What the task asks: Transcribe each record below word for word.

───── Task input

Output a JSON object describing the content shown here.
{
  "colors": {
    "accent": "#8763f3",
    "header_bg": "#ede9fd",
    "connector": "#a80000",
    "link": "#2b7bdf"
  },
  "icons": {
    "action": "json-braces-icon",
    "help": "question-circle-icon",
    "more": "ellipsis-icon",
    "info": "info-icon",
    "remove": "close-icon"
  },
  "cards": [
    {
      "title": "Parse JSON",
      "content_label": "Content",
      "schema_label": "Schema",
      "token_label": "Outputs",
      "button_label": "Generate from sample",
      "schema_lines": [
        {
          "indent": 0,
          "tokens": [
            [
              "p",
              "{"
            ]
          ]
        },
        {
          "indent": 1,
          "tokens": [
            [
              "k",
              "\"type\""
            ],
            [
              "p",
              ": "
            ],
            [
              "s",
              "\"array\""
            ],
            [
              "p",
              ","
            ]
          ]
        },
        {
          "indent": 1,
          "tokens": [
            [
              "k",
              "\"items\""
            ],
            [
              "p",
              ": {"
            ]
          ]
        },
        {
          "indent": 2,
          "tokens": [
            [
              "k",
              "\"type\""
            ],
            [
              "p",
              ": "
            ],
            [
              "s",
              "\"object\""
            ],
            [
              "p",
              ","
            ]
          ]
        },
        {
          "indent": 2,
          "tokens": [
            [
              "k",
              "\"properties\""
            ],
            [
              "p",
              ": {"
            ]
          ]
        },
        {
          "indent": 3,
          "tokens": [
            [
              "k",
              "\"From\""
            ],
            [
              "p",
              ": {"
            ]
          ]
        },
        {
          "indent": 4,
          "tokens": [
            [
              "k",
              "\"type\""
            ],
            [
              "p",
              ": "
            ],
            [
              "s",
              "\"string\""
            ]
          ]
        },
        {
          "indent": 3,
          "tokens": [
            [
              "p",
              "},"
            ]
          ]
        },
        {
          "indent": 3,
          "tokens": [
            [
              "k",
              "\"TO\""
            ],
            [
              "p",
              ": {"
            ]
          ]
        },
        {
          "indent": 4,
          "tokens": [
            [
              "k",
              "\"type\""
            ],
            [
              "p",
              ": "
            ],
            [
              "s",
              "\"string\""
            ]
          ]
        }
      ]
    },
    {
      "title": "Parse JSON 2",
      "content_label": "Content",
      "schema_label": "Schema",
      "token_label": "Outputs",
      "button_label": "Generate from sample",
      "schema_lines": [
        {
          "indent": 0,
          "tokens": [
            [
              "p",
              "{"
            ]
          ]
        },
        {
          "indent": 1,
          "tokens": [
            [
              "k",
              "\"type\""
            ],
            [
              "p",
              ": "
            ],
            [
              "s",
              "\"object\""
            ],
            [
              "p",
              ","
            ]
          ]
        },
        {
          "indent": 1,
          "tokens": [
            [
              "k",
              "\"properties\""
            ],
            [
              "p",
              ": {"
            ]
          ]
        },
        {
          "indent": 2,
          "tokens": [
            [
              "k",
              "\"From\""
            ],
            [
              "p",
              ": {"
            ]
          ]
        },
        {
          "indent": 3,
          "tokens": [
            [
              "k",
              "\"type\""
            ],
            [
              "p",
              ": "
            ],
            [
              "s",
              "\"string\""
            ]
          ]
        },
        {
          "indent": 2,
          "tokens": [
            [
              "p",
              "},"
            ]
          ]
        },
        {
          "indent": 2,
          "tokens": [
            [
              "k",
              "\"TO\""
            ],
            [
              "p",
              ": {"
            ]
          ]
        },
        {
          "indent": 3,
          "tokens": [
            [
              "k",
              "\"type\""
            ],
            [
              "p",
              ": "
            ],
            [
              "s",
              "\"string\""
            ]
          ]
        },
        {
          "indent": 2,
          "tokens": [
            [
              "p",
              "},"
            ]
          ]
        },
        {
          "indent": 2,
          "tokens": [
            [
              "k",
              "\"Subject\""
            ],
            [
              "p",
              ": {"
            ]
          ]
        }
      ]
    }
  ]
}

──────────

Solution for this exercise:
Output a JSON object describing the content shown here.
{
  "colors": {
    "accent": "#8763f3",
    "header_bg": "#ede9fd",
    "connector": "#a80000",
    "link": "#2b7bdf"
  },
  "icons": {
    "action": "json-braces-icon",
    "help": "question-circle-icon",
    "more": "ellipsis-icon",
    "info": "info-icon",
    "remove": "close-icon"
  },
  "cards": [
    {
      "title": "Parse JSON",
      "content_label": "Content",
      "schema_label": "Schema",
      "token_label": "Outputs",
      "button_label": "Generate from sample",
      "schema_lines": [
        {
          "indent": 0,
          "tokens": [
            [
              "p",
              "{"
            ]
          ]
        },
        {
          "indent": 1,
          "tokens": [
            [
              "k",
              "\"type\""
            ],
            [
              "p",
              ": "
            ],
            [
              "s",
              "\"array\""
            ],
            [
              "p",
              ","
            ]
          ]
        },
        {
          "indent": 1,
          "tokens": [
            [
              "k",
              "\"items\""
            ],
            [
              "p",
              ": {"
            ]
          ]
        },
        {
          "indent": 2,
          "tokens": [
            [
              "k",
              "\"type\""
            ],
            [
              "p",
              ": "
            ],
            [
              "s",
              "\"object\""
            ],
            [
              "p",
              ","
            ]
          ]
        },
        {
          "indent": 2,
          "tokens": [
            [
              "k",
              "\"properties\""
            ],
            [
              "p",
              ": {"
            ]
          ]
        },
        {
          "indent": 3,
          "tokens": [
            [
              "k",
              "\"From\""
            ],
            [
              "p",
              ": {"
            ]
          ]
        },
        {
          "indent": 4,
          "tokens": [
            [
              "k",
              "\"type\""
            ],
            [
              "p",
              ": "
            ],
            [
              "s",
              "\"string\""
            ]
          ]
        },
        {
          "indent": 3,
          "tokens": [
            [
              "p",
              "},"
            ]
          ]
        },
        {
          "indent": 3,
          "tokens": [
            [
              "k",
              "\"TO\""
            ],
            [
              "p",
              ": {"
            ]
          ]
        },
        {
          "indent": 4,
          "tokens": [
            [
              "k",
              "\"type\""
            ],
            [
              "p",
              ": "
            ],
            [
              "s",
              "\"string\""
            ]
          ]
        }
      ]
    },
    {
      "title": "Parse JSON 2",
      "content_label": "Content",
      "schema_label": "Schema",
      "token_label": "Outputs",
      "button_label": "Generate from sample",
      "schema_lines": [
        {
          "indent": 0,
          "tokens": [
            [
              "p",
              "{"
            ]
          ]
        },
        {
          "indent": 1,
          "tokens": [
            [
              "k",
              "\"type\""
            ],
            [
              "p",
              ": "
            ],
            [
              "s",
              "\"object\""
            ],
            [
              "p",
              ","
            ]
          ]
        },
        {
          "indent": 1,
          "tokens": [
            [
              "k",
              "\"properties\""
            ],
            [
              "p",
              ": {"
            ]
          ]
        },
        {
          "indent": 2,
          "tokens": [
            [
              "k",
              "\"From\""
            ],
            [
              "p",
              ": {"
            ]
          ]
        },
        {
          "indent": 3,
          "tokens": [
            [
              "k",
              "\"type\""
            ],
            [
              "p",
              ": "
            ],
            [
              "s",
              "\"string\""
            ]
          ]
        },
        {
          "indent": 2,
          "tokens": [
            [
              "p",
              "},"
            ]
          ]
        },
        {
          "indent": 2,
          "tokens": [
            [
              "k",
              "\"TO\""
            ],
            [
              "p",
              ": {"
            ]
          ]
        },
        {
          "indent": 3,
          "tokens": [
            [
              "k",
              "\"type\""
            ],
            [
              "p",
              ": "
            ],
            [
              "s",
              "\"string\""
            ]
          ]
        },
        {
          "indent": 2,
          "tokens": [
            [
              "p",
              "},"
            ]
          ]
        },
        {
          "indent": 2,
          "tokens": [
            [
              "k",
              "\"Subject\""
            ],
            [
              "p",
              ": {"
            ]
          ]
        }
      ]
    }
  ]
}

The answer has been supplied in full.